## start GIVEN DATA
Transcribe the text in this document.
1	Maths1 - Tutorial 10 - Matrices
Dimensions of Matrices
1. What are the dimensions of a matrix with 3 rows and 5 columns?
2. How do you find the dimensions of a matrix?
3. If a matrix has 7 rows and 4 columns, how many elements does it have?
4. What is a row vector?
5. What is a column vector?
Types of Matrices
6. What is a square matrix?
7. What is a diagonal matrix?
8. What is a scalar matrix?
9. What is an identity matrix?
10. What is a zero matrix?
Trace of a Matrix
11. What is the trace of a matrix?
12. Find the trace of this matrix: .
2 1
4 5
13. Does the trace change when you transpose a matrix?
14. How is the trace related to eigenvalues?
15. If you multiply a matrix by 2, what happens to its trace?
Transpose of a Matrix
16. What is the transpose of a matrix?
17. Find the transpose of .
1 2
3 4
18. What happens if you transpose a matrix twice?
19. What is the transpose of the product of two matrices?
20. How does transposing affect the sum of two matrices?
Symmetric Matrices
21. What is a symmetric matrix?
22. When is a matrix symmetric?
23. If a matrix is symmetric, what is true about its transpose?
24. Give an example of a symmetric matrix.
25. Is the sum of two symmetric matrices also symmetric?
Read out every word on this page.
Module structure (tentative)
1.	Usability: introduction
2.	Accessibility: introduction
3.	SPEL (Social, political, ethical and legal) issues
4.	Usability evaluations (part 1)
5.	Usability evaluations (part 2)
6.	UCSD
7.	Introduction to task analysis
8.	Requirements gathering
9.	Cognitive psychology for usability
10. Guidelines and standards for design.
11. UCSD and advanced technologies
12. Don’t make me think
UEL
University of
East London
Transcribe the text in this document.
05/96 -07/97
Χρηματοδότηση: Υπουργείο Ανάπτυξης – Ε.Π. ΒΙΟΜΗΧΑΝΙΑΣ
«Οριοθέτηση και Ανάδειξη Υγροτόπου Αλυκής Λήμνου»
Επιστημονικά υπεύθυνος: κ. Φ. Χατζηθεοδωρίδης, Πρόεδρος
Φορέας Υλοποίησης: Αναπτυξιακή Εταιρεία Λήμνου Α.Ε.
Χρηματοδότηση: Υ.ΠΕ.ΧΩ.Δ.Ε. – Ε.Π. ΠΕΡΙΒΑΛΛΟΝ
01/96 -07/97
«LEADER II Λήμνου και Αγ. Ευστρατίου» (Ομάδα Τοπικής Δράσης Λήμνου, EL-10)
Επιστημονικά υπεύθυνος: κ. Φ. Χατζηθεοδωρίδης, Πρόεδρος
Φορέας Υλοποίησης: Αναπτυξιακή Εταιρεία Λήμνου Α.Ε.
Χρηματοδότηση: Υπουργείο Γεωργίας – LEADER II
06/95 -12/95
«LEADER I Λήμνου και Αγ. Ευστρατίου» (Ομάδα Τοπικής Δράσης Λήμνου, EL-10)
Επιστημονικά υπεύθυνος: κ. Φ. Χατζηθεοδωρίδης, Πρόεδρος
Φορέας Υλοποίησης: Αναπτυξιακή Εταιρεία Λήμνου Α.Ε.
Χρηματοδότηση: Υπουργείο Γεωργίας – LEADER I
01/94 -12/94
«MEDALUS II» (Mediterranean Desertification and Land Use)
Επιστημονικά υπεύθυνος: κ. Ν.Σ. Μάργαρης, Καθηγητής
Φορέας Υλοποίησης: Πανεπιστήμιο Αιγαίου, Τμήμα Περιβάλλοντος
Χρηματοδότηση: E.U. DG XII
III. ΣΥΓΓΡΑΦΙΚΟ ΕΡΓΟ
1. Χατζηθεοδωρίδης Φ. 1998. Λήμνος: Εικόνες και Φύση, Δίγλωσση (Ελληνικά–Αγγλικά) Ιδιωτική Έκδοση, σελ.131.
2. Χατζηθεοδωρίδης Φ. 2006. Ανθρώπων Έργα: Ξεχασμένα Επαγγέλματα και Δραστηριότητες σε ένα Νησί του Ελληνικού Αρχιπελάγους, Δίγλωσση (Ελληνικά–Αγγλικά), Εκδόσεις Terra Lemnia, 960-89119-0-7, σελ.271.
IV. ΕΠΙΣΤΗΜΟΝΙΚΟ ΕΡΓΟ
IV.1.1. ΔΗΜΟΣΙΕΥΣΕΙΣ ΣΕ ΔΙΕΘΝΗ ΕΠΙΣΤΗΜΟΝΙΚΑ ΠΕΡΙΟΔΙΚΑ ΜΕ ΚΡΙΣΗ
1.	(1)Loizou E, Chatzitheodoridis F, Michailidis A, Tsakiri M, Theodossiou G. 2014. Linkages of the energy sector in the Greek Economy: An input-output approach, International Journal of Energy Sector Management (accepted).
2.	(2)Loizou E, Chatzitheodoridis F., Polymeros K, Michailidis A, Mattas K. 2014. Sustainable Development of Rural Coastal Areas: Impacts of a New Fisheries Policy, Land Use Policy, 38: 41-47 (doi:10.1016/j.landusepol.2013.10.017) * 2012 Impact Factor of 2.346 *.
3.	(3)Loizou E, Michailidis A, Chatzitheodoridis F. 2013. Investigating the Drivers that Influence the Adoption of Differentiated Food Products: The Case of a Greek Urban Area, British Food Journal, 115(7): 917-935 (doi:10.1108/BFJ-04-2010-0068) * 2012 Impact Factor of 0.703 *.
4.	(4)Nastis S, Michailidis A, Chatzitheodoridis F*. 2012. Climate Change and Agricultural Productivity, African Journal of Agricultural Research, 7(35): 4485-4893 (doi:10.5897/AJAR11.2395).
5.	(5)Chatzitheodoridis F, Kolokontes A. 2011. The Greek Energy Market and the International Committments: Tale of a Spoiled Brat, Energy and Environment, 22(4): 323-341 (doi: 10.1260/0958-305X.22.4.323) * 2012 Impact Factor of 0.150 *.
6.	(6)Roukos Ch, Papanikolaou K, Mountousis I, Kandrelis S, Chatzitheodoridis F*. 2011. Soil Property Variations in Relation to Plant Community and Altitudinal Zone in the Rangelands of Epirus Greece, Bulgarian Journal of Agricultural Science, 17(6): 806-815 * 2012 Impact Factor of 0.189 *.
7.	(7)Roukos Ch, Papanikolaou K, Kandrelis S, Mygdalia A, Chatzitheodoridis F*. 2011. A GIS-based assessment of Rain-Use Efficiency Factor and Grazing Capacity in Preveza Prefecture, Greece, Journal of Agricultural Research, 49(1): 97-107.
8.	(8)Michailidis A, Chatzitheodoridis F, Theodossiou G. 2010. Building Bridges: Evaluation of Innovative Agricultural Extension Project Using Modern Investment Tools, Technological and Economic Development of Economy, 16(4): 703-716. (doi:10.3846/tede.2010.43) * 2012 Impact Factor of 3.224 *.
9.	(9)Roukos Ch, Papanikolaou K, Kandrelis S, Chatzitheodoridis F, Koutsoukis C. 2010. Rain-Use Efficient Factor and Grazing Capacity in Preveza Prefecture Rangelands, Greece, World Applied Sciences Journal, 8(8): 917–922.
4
## end GIVEN DATA
| WRITTEN PROBLEM |
Reproduce every record above exactly as it appears.

| ANSWER FOR THIS EXERCISE |
Transcribe the text in this document.
1	Maths1 - Tutorial 10 - Matrices
Dimensions of Matrices
1. What are the dimensions of a matrix with 3 rows and 5 columns?
2. How do you find the dimensions of a matrix?
3. If a matrix has 7 rows and 4 columns, how many elements does it have?
4. What is a row vector?
5. What is a column vector?
Types of Matrices
6. What is a square matrix?
7. What is a diagonal matrix?
8. What is a scalar matrix?
9. What is an identity matrix?
10. What is a zero matrix?
Trace of a Matrix
11. What is the trace of a matrix?
12. Find the trace of this matrix: .
2 1
4 5
13. Does the trace change when you transpose a matrix?
14. How is the trace related to eigenvalues?
15. If you multiply a matrix by 2, what happens to its trace?
Transpose of a Matrix
16. What is the transpose of a matrix?
17. Find the transpose of .
1 2
3 4
18. What happens if you transpose a matrix twice?
19. What is the transpose of the product of two matrices?
20. How does transposing affect the sum of two matrices?
Symmetric Matrices
21. What is a symmetric matrix?
22. When is a matrix symmetric?
23. If a matrix is symmetric, what is true about its transpose?
24. Give an example of a symmetric matrix.
25. Is the sum of two symmetric matrices also symmetric?
Read out every word on this page.
Module structure (tentative)
1.	Usability: introduction
2.	Accessibility: introduction
3.	SPEL (Social, political, ethical and legal) issues
4.	Usability evaluations (part 1)
5.	Usability evaluations (part 2)
6.	UCSD
7.	Introduction to task analysis
8.	Requirements gathering
9.	Cognitive psychology for usability
10. Guidelines and standards for design.
11. UCSD and advanced technologies
12. Don’t make me think
UEL
University of
East London
Transcribe the text in this document.
05/96 -07/97
Χρηματοδότηση: Υπουργείο Ανάπτυξης – Ε.Π. ΒΙΟΜΗΧΑΝΙΑΣ
«Οριοθέτηση και Ανάδειξη Υγροτόπου Αλυκής Λήμνου»
Επιστημονικά υπεύθυνος: κ. Φ. Χατζηθεοδωρίδης, Πρόεδρος
Φορέας Υλοποίησης: Αναπτυξιακή Εταιρεία Λήμνου Α.Ε.
Χρηματοδότηση: Υ.ΠΕ.ΧΩ.Δ.Ε. – Ε.Π. ΠΕΡΙΒΑΛΛΟΝ
01/96 -07/97
«LEADER II Λήμνου και Αγ. Ευστρατίου» (Ομάδα Τοπικής Δράσης Λήμνου, EL-10)
Επιστημονικά υπεύθυνος: κ. Φ. Χατζηθεοδωρίδης, Πρόεδρος
Φορέας Υλοποίησης: Αναπτυξιακή Εταιρεία Λήμνου Α.Ε.
Χρηματοδότηση: Υπουργείο Γεωργίας – LEADER II
06/95 -12/95
«LEADER I Λήμνου και Αγ. Ευστρατίου» (Ομάδα Τοπικής Δράσης Λήμνου, EL-10)
Επιστημονικά υπεύθυνος: κ. Φ. Χατζηθεοδωρίδης, Πρόεδρος
Φορέας Υλοποίησης: Αναπτυξιακή Εταιρεία Λήμνου Α.Ε.
Χρηματοδότηση: Υπουργείο Γεωργίας – LEADER I
01/94 -12/94
«MEDALUS II» (Mediterranean Desertification and Land Use)
Επιστημονικά υπεύθυνος: κ. Ν.Σ. Μάργαρης, Καθηγητής
Φορέας Υλοποίησης: Πανεπιστήμιο Αιγαίου, Τμήμα Περιβάλλοντος
Χρηματοδότηση: E.U. DG XII
III. ΣΥΓΓΡΑΦΙΚΟ ΕΡΓΟ
1. Χατζηθεοδωρίδης Φ. 1998. Λήμνος: Εικόνες και Φύση, Δίγλωσση (Ελληνικά–Αγγλικά) Ιδιωτική Έκδοση, σελ.131.
2. Χατζηθεοδωρίδης Φ. 2006. Ανθρώπων Έργα: Ξεχασμένα Επαγγέλματα και Δραστηριότητες σε ένα Νησί του Ελληνικού Αρχιπελάγους, Δίγλωσση (Ελληνικά–Αγγλικά), Εκδόσεις Terra Lemnia, 960-89119-0-7, σελ.271.
IV. ΕΠΙΣΤΗΜΟΝΙΚΟ ΕΡΓΟ
IV.1.1. ΔΗΜΟΣΙΕΥΣΕΙΣ ΣΕ ΔΙΕΘΝΗ ΕΠΙΣΤΗΜΟΝΙΚΑ ΠΕΡΙΟΔΙΚΑ ΜΕ ΚΡΙΣΗ
1.	(1)Loizou E, Chatzitheodoridis F, Michailidis A, Tsakiri M, Theodossiou G. 2014. Linkages of the energy sector in the Greek Economy: An input-output approach, International Journal of Energy Sector Management (accepted).
2.	(2)Loizou E, Chatzitheodoridis F., Polymeros K, Michailidis A, Mattas K. 2014. Sustainable Development of Rural Coastal Areas: Impacts of a New Fisheries Policy, Land Use Policy, 38: 41-47 (doi:10.1016/j.landusepol.2013.10.017) * 2012 Impact Factor of 2.346 *.
3.	(3)Loizou E, Michailidis A, Chatzitheodoridis F. 2013. Investigating the Drivers that Influence the Adoption of Differentiated Food Products: The Case of a Greek Urban Area, British Food Journal, 115(7): 917-935 (doi:10.1108/BFJ-04-2010-0068) * 2012 Impact Factor of 0.703 *.
4.	(4)Nastis S, Michailidis A, Chatzitheodoridis F*. 2012. Climate Change and Agricultural Productivity, African Journal of Agricultural Research, 7(35): 4485-4893 (doi:10.5897/AJAR11.2395).
5.	(5)Chatzitheodoridis F, Kolokontes A. 2011. The Greek Energy Market and the International Committments: Tale of a Spoiled Brat, Energy and Environment, 22(4): 323-341 (doi: 10.1260/0958-305X.22.4.323) * 2012 Impact Factor of 0.150 *.
6.	(6)Roukos Ch, Papanikolaou K, Mountousis I, Kandrelis S, Chatzitheodoridis F*. 2011. Soil Property Variations in Relation to Plant Community and Altitudinal Zone in the Rangelands of Epirus Greece, Bulgarian Journal of Agricultural Science, 17(6): 806-815 * 2012 Impact Factor of 0.189 *.
7.	(7)Roukos Ch, Papanikolaou K, Kandrelis S, Mygdalia A, Chatzitheodoridis F*. 2011. A GIS-based assessment of Rain-Use Efficiency Factor and Grazing Capacity in Preveza Prefecture, Greece, Journal of Agricultural Research, 49(1): 97-107.
8.	(8)Michailidis A, Chatzitheodoridis F, Theodossiou G. 2010. Building Bridges: Evaluation of Innovative Agricultural Extension Project Using Modern Investment Tools, Technological and Economic Development of Economy, 16(4): 703-716. (doi:10.3846/tede.2010.43) * 2012 Impact Factor of 3.224 *.
9.	(9)Roukos Ch, Papanikolaou K, Kandrelis S, Chatzitheodoridis F, Koutsoukis C. 2010. Rain-Use Efficient Factor and Grazing Capacity in Preveza Prefecture Rangelands, Greece, World Applied Sciences Journal, 8(8): 917–922.
4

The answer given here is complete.